-- STORED RECORDS start --

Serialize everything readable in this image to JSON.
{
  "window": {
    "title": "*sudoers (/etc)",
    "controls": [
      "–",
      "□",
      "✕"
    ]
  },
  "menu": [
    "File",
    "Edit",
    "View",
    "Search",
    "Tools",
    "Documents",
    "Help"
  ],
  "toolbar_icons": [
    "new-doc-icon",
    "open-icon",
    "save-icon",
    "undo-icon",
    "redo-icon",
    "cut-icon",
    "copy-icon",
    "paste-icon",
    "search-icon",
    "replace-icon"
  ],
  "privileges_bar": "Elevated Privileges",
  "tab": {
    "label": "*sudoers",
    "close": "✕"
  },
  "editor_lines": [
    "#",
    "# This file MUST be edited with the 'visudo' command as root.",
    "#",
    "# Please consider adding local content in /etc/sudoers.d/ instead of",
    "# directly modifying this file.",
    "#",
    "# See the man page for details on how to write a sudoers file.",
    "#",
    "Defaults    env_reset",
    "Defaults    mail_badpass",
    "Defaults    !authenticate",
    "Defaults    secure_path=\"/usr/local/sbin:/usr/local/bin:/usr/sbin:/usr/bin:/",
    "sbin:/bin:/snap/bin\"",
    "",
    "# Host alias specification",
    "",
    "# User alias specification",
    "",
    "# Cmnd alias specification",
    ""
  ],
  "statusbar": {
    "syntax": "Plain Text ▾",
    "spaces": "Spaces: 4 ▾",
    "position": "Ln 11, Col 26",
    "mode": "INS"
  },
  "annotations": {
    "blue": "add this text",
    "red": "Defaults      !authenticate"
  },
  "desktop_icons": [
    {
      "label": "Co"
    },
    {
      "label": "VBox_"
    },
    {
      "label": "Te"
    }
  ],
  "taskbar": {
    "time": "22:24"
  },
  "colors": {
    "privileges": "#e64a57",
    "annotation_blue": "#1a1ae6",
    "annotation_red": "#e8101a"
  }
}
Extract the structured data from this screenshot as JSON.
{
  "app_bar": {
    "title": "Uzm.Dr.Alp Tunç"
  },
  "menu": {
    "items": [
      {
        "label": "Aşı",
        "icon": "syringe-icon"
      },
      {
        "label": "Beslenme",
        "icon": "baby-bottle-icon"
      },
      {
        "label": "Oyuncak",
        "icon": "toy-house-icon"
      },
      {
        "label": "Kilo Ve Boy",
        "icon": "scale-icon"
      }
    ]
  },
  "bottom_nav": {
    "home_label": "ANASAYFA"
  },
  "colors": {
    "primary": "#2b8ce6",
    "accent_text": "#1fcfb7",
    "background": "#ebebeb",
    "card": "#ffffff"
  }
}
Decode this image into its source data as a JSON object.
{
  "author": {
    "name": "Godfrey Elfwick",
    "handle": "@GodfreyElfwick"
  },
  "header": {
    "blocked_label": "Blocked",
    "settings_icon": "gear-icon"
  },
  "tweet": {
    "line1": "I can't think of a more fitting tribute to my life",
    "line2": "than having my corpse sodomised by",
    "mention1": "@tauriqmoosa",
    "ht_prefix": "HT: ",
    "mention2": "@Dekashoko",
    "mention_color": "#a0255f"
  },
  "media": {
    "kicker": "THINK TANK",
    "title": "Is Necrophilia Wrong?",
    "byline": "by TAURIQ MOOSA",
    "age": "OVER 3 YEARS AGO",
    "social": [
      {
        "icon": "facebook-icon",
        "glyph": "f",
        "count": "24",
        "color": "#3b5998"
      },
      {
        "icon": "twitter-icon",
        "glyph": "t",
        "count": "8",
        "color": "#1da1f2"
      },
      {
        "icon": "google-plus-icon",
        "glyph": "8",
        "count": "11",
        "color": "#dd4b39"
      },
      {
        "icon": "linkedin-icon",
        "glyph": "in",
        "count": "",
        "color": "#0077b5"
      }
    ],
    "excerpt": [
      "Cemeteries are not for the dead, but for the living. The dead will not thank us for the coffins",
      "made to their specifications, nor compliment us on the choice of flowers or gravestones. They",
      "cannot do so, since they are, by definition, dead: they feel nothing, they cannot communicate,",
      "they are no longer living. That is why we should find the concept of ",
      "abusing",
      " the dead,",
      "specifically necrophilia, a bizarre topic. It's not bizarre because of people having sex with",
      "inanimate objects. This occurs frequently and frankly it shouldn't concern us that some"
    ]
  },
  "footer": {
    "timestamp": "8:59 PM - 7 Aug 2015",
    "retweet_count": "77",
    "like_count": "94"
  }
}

-- STORED RECORDS end --

— PROBLEM DESCRIPTION —
Make an exact copy of the records.

— SOLUTION TO THIS EXERCISE —
Serialize everything readable in this image to JSON.
{
  "window": {
    "title": "*sudoers (/etc)",
    "controls": [
      "–",
      "□",
      "✕"
    ]
  },
  "menu": [
    "File",
    "Edit",
    "View",
    "Search",
    "Tools",
    "Documents",
    "Help"
  ],
  "toolbar_icons": [
    "new-doc-icon",
    "open-icon",
    "save-icon",
    "undo-icon",
    "redo-icon",
    "cut-icon",
    "copy-icon",
    "paste-icon",
    "search-icon",
    "replace-icon"
  ],
  "privileges_bar": "Elevated Privileges",
  "tab": {
    "label": "*sudoers",
    "close": "✕"
  },
  "editor_lines": [
    "#",
    "# This file MUST be edited with the 'visudo' command as root.",
    "#",
    "# Please consider adding local content in /etc/sudoers.d/ instead of",
    "# directly modifying this file.",
    "#",
    "# See the man page for details on how to write a sudoers file.",
    "#",
    "Defaults    env_reset",
    "Defaults    mail_badpass",
    "Defaults    !authenticate",
    "Defaults    secure_path=\"/usr/local/sbin:/usr/local/bin:/usr/sbin:/usr/bin:/",
    "sbin:/bin:/snap/bin\"",
    "",
    "# Host alias specification",
    "",
    "# User alias specification",
    "",
    "# Cmnd alias specification",
    ""
  ],
  "statusbar": {
    "syntax": "Plain Text ▾",
    "spaces": "Spaces: 4 ▾",
    "position": "Ln 11, Col 26",
    "mode": "INS"
  },
  "annotations": {
    "blue": "add this text",
    "red": "Defaults      !authenticate"
  },
  "desktop_icons": [
    {
      "label": "Co"
    },
    {
      "label": "VBox_"
    },
    {
      "label": "Te"
    }
  ],
  "taskbar": {
    "time": "22:24"
  },
  "colors": {
    "privileges": "#e64a57",
    "annotation_blue": "#1a1ae6",
    "annotation_red": "#e8101a"
  }
}
Extract the structured data from this screenshot as JSON.
{
  "app_bar": {
    "title": "Uzm.Dr.Alp Tunç"
  },
  "menu": {
    "items": [
      {
        "label": "Aşı",
        "icon": "syringe-icon"
      },
      {
        "label": "Beslenme",
        "icon": "baby-bottle-icon"
      },
      {
        "label": "Oyuncak",
        "icon": "toy-house-icon"
      },
      {
        "label": "Kilo Ve Boy",
        "icon": "scale-icon"
      }
    ]
  },
  "bottom_nav": {
    "home_label": "ANASAYFA"
  },
  "colors": {
    "primary": "#2b8ce6",
    "accent_text": "#1fcfb7",
    "background": "#ebebeb",
    "card": "#ffffff"
  }
}
Decode this image into its source data as a JSON object.
{
  "author": {
    "name": "Godfrey Elfwick",
    "handle": "@GodfreyElfwick"
  },
  "header": {
    "blocked_label": "Blocked",
    "settings_icon": "gear-icon"
  },
  "tweet": {
    "line1": "I can't think of a more fitting tribute to my life",
    "line2": "than having my corpse sodomised by",
    "mention1": "@tauriqmoosa",
    "ht_prefix": "HT: ",
    "mention2": "@Dekashoko",
    "mention_color": "#a0255f"
  },
  "media": {
    "kicker": "THINK TANK",
    "title": "Is Necrophilia Wrong?",
    "byline": "by TAURIQ MOOSA",
    "age": "OVER 3 YEARS AGO",
    "social": [
      {
        "icon": "facebook-icon",
        "glyph": "f",
        "count": "24",
        "color": "#3b5998"
      },
      {
        "icon": "twitter-icon",
        "glyph": "t",
        "count": "8",
        "color": "#1da1f2"
      },
      {
        "icon": "google-plus-icon",
        "glyph": "8",
        "count": "11",
        "color": "#dd4b39"
      },
      {
        "icon": "linkedin-icon",
        "glyph": "in",
        "count": "",
        "color": "#0077b5"
      }
    ],
    "excerpt": [
      "Cemeteries are not for the dead, but for the living. The dead will not thank us for the coffins",
      "made to their specifications, nor compliment us on the choice of flowers or gravestones. They",
      "cannot do so, since they are, by definition, dead: they feel nothing, they cannot communicate,",
      "they are no longer living. That is why we should find the concept of ",
      "abusing",
      " the dead,",
      "specifically necrophilia, a bizarre topic. It's not bizarre because of people having sex with",
      "inanimate objects. This occurs frequently and frankly it shouldn't concern us that some"
    ]
  },
  "footer": {
    "timestamp": "8:59 PM - 7 Aug 2015",
    "retweet_count": "77",
    "like_count": "94"
  }
}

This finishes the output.